Items from a data source
####################
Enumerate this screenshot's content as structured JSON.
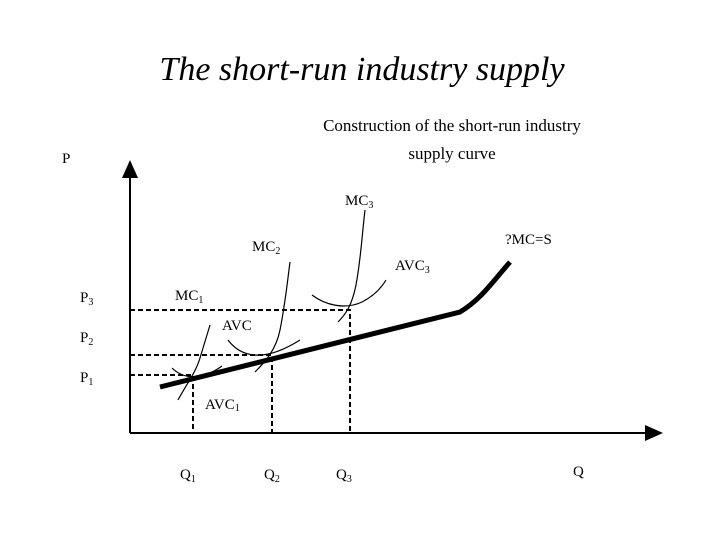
{
  "title": "The short-run industry supply",
  "subtitle": [
    "Construction of the short-run industry",
    "supply curve"
  ],
  "labels": {
    "p_axis": {
      "main": "P"
    },
    "q_axis": {
      "main": "Q"
    },
    "mc1": {
      "main": "MC",
      "sub": "1"
    },
    "mc2": {
      "main": "MC",
      "sub": "2"
    },
    "mc3": {
      "main": "MC",
      "sub": "3"
    },
    "supply": {
      "main": "?MC=S"
    },
    "avc": {
      "main": "AVC"
    },
    "avc1": {
      "main": "AVC",
      "sub": "1"
    },
    "avc3": {
      "main": "AVC",
      "sub": "3"
    },
    "p1": {
      "main": "P",
      "sub": "1"
    },
    "p2": {
      "main": "P",
      "sub": "2"
    },
    "p3": {
      "main": "P",
      "sub": "3"
    },
    "q1": {
      "main": "Q",
      "sub": "1"
    },
    "q2": {
      "main": "Q",
      "sub": "2"
    },
    "q3": {
      "main": "Q",
      "sub": "3"
    }
  }
}
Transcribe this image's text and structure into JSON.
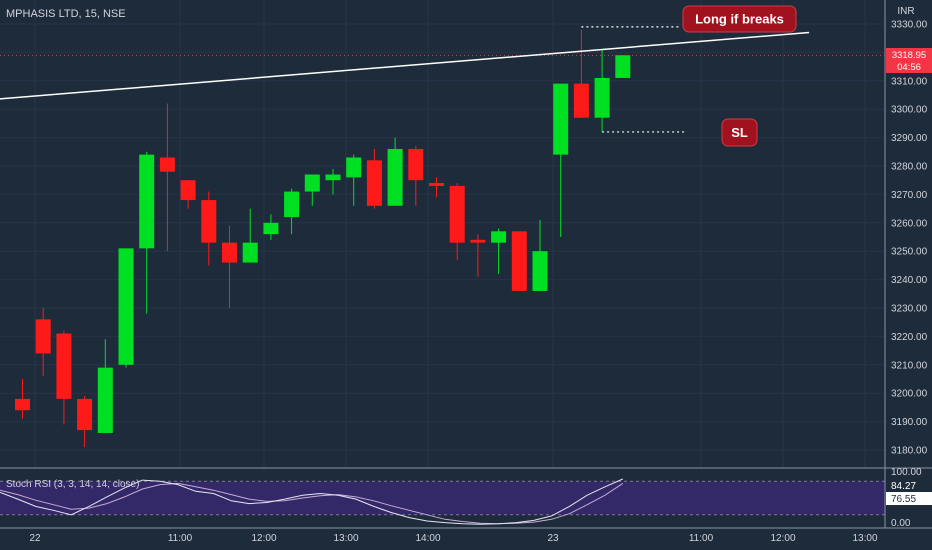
{
  "header": {
    "symbol_title": "MPHASIS LTD, 15, NSE",
    "currency": "INR"
  },
  "price_badge": {
    "price": "3318.95",
    "countdown": "04:56",
    "color": "#f23645"
  },
  "colors": {
    "up": "#00e022",
    "down": "#ff1a1a",
    "bg": "#1e2b3b",
    "stoch_band": "#3b2a7a"
  },
  "annotations": {
    "long_label": "Long if breaks",
    "sl_label": "SL"
  },
  "indicator": {
    "label": "Stoch RSI (3, 3, 14, 14, close)",
    "value_k": "84.27",
    "value_d": "76.55",
    "scale_labels": [
      "100.00",
      "0.00"
    ]
  },
  "chart_data": {
    "type": "candlestick",
    "ylim": [
      3172,
      3334
    ],
    "y_ticks": [
      "3330.00",
      "3320.00",
      "3310.00",
      "3300.00",
      "3290.00",
      "3280.00",
      "3270.00",
      "3260.00",
      "3250.00",
      "3240.00",
      "3230.00",
      "3220.00",
      "3210.00",
      "3200.00",
      "3190.00",
      "3180.00"
    ],
    "x_ticks": [
      "22",
      "11:00",
      "12:00",
      "13:00",
      "14:00",
      "23",
      "11:00",
      "12:00",
      "13:00"
    ],
    "candles": [
      {
        "o": 3198,
        "h": 3205,
        "l": 3191,
        "c": 3194
      },
      {
        "o": 3226,
        "h": 3230,
        "l": 3206,
        "c": 3214
      },
      {
        "o": 3221,
        "h": 3222,
        "l": 3189,
        "c": 3198
      },
      {
        "o": 3198,
        "h": 3199,
        "l": 3181,
        "c": 3187
      },
      {
        "o": 3186,
        "h": 3219,
        "l": 3186,
        "c": 3209
      },
      {
        "o": 3210,
        "h": 3251,
        "l": 3209,
        "c": 3251
      },
      {
        "o": 3251,
        "h": 3285,
        "l": 3228,
        "c": 3284
      },
      {
        "o": 3283,
        "h": 3302,
        "l": 3250,
        "c": 3278
      },
      {
        "o": 3275,
        "h": 3275,
        "l": 3265,
        "c": 3268
      },
      {
        "o": 3268,
        "h": 3271,
        "l": 3245,
        "c": 3253
      },
      {
        "o": 3253,
        "h": 3259,
        "l": 3230,
        "c": 3246
      },
      {
        "o": 3246,
        "h": 3265,
        "l": 3246,
        "c": 3253
      },
      {
        "o": 3256,
        "h": 3263,
        "l": 3254,
        "c": 3260
      },
      {
        "o": 3262,
        "h": 3272,
        "l": 3256,
        "c": 3271
      },
      {
        "o": 3271,
        "h": 3277,
        "l": 3266,
        "c": 3277
      },
      {
        "o": 3275,
        "h": 3279,
        "l": 3270,
        "c": 3277
      },
      {
        "o": 3276,
        "h": 3284,
        "l": 3266,
        "c": 3283
      },
      {
        "o": 3282,
        "h": 3286,
        "l": 3265,
        "c": 3266
      },
      {
        "o": 3266,
        "h": 3290,
        "l": 3266,
        "c": 3286
      },
      {
        "o": 3286,
        "h": 3287,
        "l": 3266,
        "c": 3275
      },
      {
        "o": 3274,
        "h": 3276,
        "l": 3269,
        "c": 3273
      },
      {
        "o": 3273,
        "h": 3274,
        "l": 3247,
        "c": 3253
      },
      {
        "o": 3254,
        "h": 3256,
        "l": 3241,
        "c": 3253
      },
      {
        "o": 3253,
        "h": 3258,
        "l": 3242,
        "c": 3257
      },
      {
        "o": 3257,
        "h": 3257,
        "l": 3236,
        "c": 3236
      },
      {
        "o": 3236,
        "h": 3261,
        "l": 3236,
        "c": 3250
      },
      {
        "o": 3284,
        "h": 3309,
        "l": 3255,
        "c": 3309
      },
      {
        "o": 3309,
        "h": 3328,
        "l": 3297,
        "c": 3297
      },
      {
        "o": 3297,
        "h": 3321,
        "l": 3292,
        "c": 3311
      },
      {
        "o": 3311,
        "h": 3319,
        "l": 3311,
        "c": 3319
      }
    ],
    "trendline": {
      "start": {
        "candle": -5.5,
        "price": 3301
      },
      "end": {
        "candle": 38,
        "price": 3327
      }
    },
    "levels": [
      {
        "label": "Long if breaks",
        "price": 3329
      },
      {
        "label": "SL",
        "price": 3292
      }
    ],
    "stoch_rsi": {
      "k": [
        60,
        48,
        35,
        28,
        20,
        35,
        52,
        68,
        82,
        80,
        74,
        62,
        58,
        45,
        40,
        42,
        48,
        55,
        58,
        55,
        48,
        35,
        24,
        15,
        9,
        6,
        4,
        3,
        4,
        6,
        10,
        18,
        35,
        55,
        70,
        84
      ],
      "d": [
        64,
        56,
        46,
        38,
        30,
        32,
        40,
        52,
        66,
        74,
        76,
        70,
        64,
        56,
        48,
        44,
        45,
        50,
        54,
        56,
        52,
        45,
        36,
        28,
        20,
        12,
        8,
        5,
        4,
        5,
        7,
        12,
        22,
        38,
        55,
        76
      ],
      "ylim": [
        0,
        100
      ]
    }
  }
}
####################
* Exercise task:
In the material above, show every line where the word "supply" turns up.

* Exercise solution:
  "title": "The short-run industry supply",
    "supply curve"
    "supply": {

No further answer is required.